Start of MATERIAL FOR THIS TASK
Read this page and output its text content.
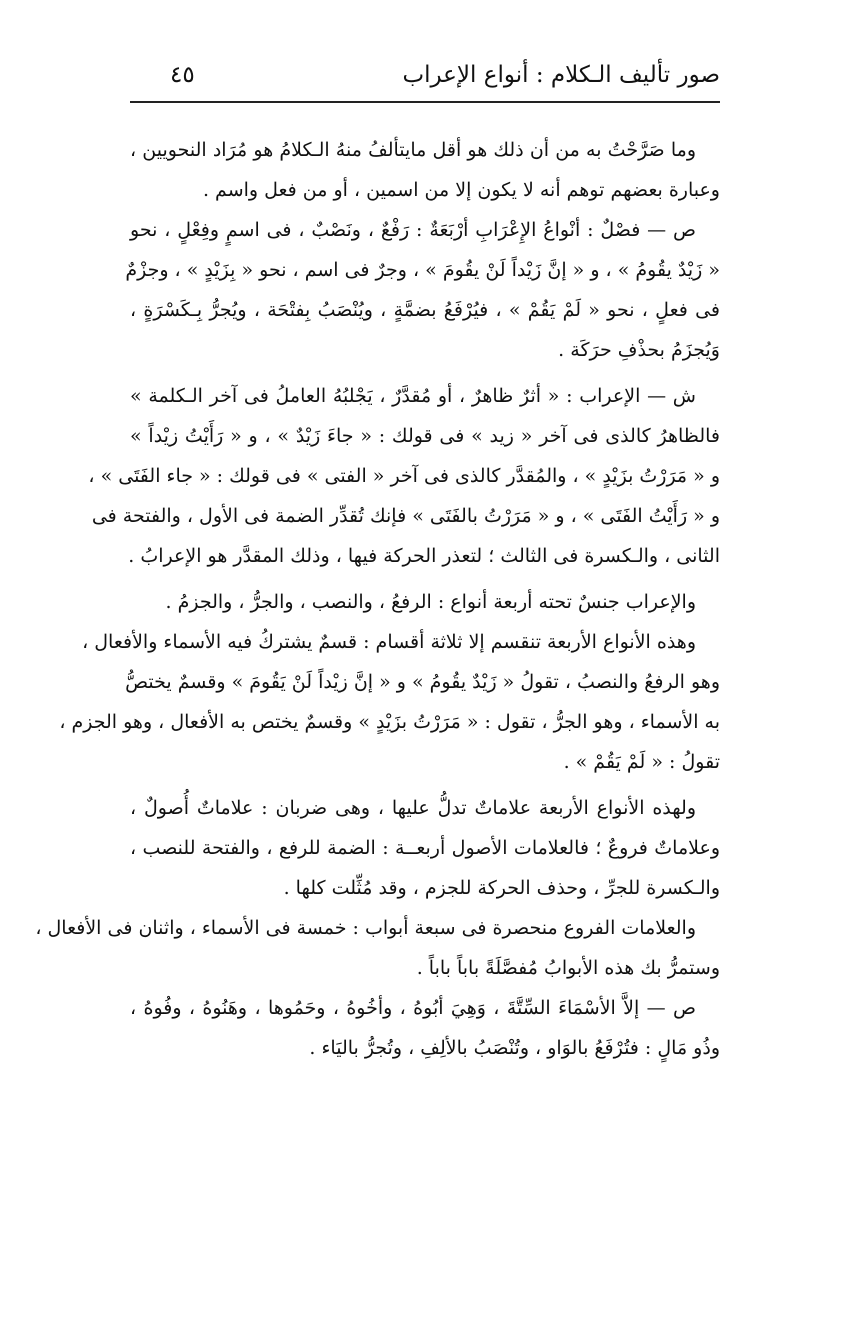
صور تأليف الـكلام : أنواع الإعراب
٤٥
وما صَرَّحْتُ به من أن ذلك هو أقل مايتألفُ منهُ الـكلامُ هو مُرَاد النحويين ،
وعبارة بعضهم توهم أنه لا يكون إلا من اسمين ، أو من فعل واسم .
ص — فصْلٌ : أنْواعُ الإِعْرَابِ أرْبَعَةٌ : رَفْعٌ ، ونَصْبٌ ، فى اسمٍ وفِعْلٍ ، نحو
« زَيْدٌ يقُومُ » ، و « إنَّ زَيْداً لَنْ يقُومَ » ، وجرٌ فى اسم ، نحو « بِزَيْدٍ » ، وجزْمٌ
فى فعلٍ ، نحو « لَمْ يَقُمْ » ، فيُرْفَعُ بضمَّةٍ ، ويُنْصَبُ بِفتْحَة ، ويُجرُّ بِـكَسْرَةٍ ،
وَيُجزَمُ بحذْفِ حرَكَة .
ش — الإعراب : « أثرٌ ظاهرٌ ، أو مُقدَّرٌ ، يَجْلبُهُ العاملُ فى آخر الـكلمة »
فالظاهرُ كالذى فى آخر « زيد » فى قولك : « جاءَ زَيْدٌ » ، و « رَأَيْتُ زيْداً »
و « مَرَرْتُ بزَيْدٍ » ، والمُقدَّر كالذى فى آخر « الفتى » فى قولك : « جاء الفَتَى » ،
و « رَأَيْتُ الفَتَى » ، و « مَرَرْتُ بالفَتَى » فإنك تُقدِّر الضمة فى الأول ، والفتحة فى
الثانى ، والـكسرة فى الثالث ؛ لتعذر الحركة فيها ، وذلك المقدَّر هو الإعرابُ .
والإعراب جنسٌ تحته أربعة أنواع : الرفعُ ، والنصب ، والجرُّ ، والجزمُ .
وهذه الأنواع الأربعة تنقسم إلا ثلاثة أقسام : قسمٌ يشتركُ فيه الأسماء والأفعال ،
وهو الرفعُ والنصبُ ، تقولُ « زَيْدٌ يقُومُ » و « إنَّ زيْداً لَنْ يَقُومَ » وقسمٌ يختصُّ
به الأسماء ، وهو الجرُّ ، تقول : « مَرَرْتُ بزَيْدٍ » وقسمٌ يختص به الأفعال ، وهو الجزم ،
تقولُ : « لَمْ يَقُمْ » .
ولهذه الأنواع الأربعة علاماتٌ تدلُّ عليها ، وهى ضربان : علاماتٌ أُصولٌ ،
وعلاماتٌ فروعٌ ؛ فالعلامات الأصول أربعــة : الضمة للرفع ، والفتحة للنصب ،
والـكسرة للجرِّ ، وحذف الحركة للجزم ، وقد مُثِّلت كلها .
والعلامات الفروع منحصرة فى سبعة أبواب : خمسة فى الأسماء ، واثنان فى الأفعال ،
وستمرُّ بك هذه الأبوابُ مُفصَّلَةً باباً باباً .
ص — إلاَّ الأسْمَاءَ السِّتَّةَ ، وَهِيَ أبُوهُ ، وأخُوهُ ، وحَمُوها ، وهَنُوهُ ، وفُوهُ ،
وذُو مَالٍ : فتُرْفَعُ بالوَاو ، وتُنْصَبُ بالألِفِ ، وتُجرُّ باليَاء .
End of MATERIAL FOR THIS TASK
Start of MATERIAL FOR THIS TASK
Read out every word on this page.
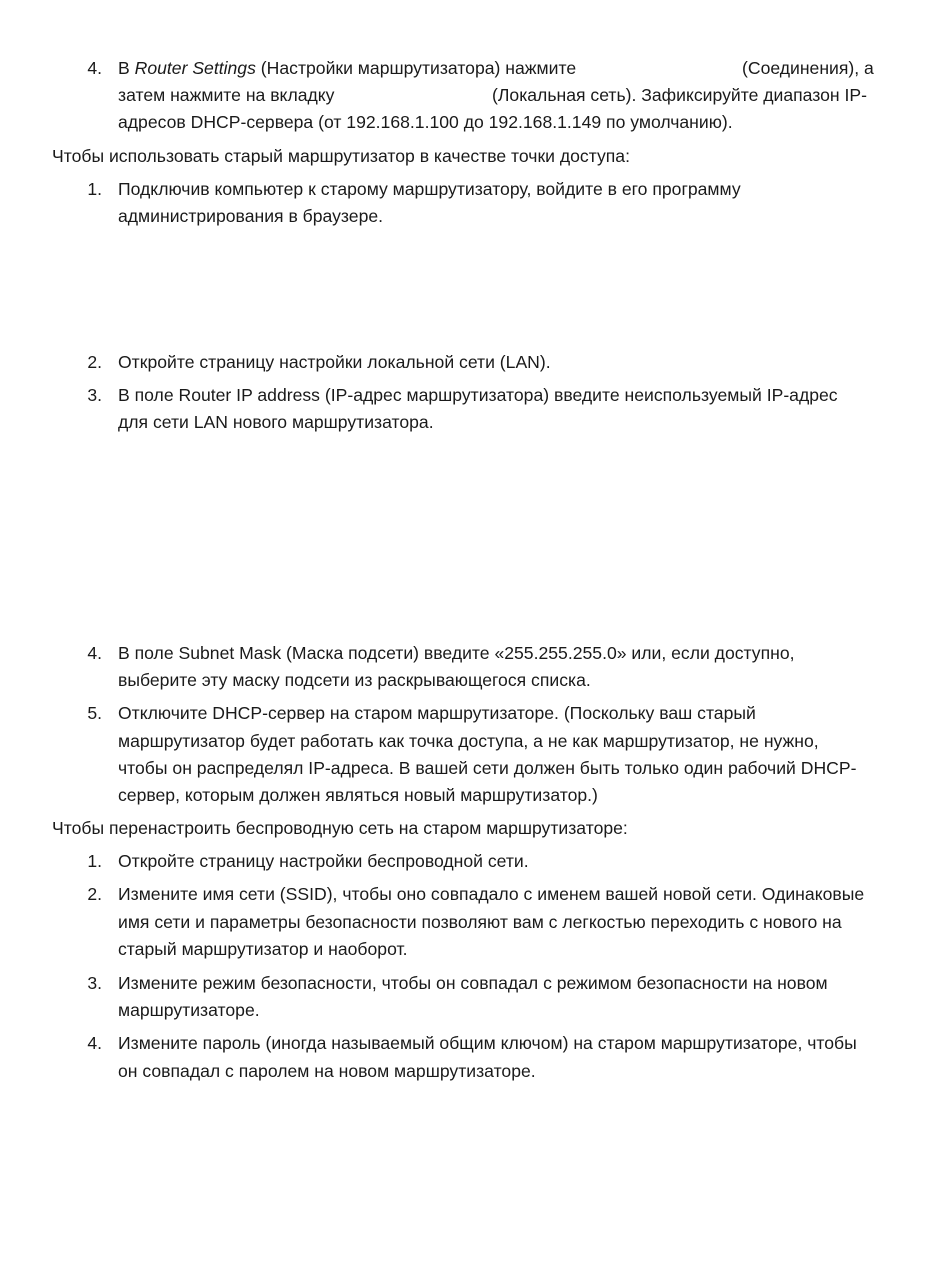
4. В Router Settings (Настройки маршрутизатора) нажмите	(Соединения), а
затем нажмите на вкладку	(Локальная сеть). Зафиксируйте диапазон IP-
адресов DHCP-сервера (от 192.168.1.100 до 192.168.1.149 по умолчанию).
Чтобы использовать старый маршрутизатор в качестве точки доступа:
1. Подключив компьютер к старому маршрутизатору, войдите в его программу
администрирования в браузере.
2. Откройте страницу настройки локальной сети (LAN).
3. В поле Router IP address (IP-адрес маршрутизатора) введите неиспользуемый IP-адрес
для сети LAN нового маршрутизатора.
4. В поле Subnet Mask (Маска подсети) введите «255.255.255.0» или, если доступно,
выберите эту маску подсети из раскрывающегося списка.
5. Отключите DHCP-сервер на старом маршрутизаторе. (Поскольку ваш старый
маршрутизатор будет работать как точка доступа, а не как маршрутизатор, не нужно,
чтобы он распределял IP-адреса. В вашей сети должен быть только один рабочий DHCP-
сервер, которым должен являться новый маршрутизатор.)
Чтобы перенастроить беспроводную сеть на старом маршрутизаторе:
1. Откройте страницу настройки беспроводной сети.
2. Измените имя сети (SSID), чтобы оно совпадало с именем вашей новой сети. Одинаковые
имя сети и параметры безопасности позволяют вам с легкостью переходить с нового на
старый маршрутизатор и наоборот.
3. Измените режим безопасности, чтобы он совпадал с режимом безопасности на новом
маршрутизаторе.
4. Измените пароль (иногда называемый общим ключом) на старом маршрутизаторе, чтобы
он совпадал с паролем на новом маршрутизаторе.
End of MATERIAL FOR THIS TASK
Start of MATERIAL FOR THIS TASK
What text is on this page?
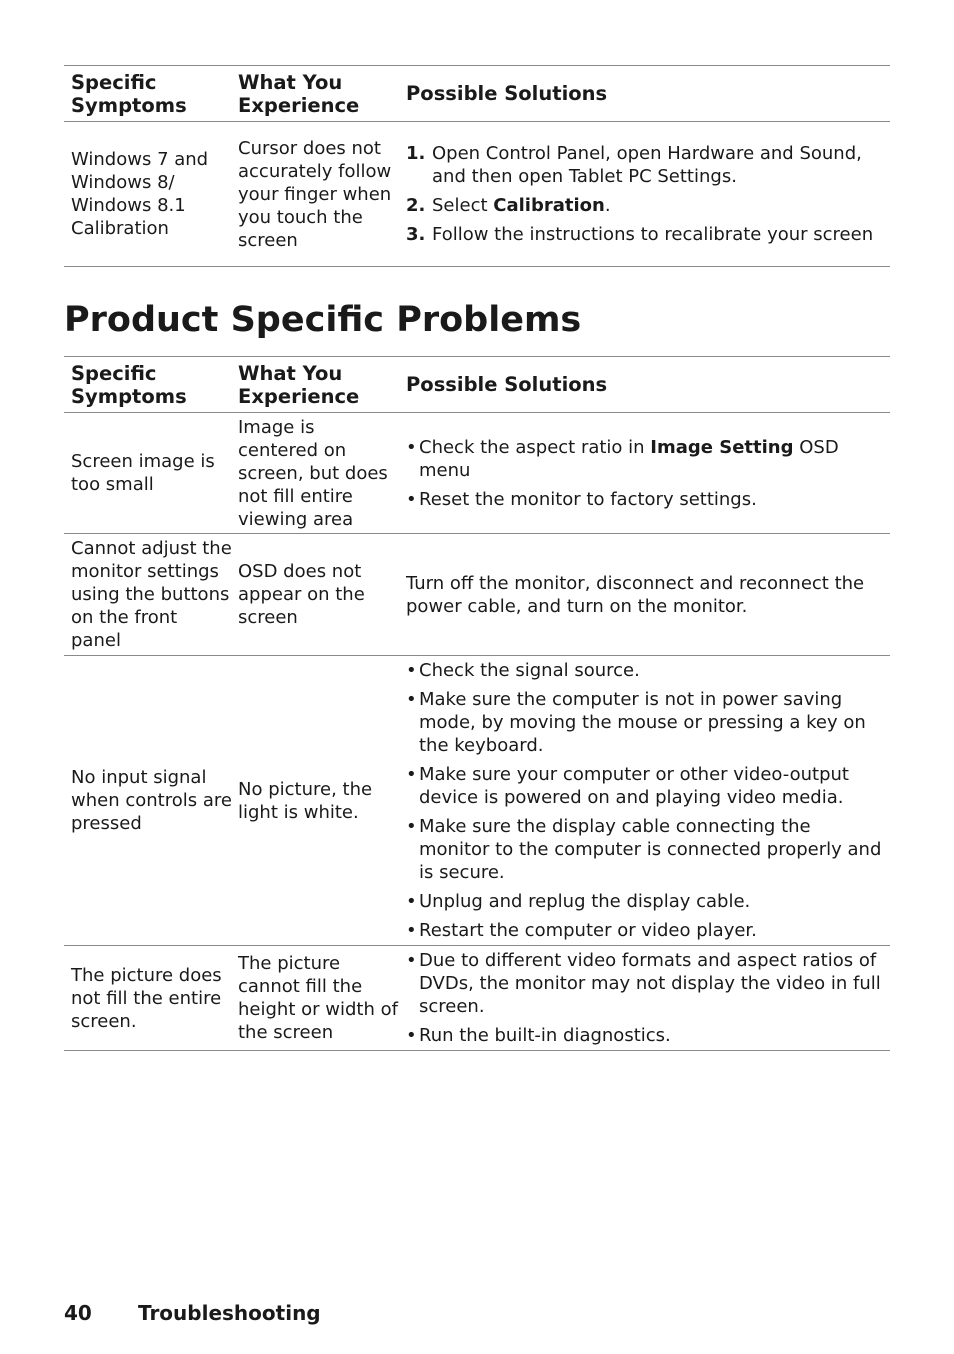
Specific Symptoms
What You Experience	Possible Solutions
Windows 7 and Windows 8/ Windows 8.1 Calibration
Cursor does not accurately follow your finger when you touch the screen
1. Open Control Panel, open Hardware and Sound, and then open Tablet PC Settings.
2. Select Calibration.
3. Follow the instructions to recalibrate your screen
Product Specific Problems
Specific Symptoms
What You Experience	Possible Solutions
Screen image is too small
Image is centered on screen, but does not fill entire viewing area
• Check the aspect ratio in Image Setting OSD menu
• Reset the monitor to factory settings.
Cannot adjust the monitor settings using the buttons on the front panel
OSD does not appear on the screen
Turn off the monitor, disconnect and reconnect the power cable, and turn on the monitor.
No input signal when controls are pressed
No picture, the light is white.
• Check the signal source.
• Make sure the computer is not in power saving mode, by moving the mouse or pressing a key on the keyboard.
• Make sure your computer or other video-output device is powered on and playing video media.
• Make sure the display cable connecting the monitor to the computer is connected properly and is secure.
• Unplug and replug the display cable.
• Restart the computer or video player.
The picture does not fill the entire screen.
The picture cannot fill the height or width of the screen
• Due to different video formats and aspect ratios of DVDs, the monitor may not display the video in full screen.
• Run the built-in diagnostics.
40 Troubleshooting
End of MATERIAL FOR THIS TASK
**THE REQUEST:** Copy in full each line that holds the word "your".

**EXERCISE OUTPUT:**
Cursor does not accurately follow your finger when you touch the screen
3. Follow the instructions to recalibrate your screen
• Make sure your computer or other video-output device is powered on and playing video media.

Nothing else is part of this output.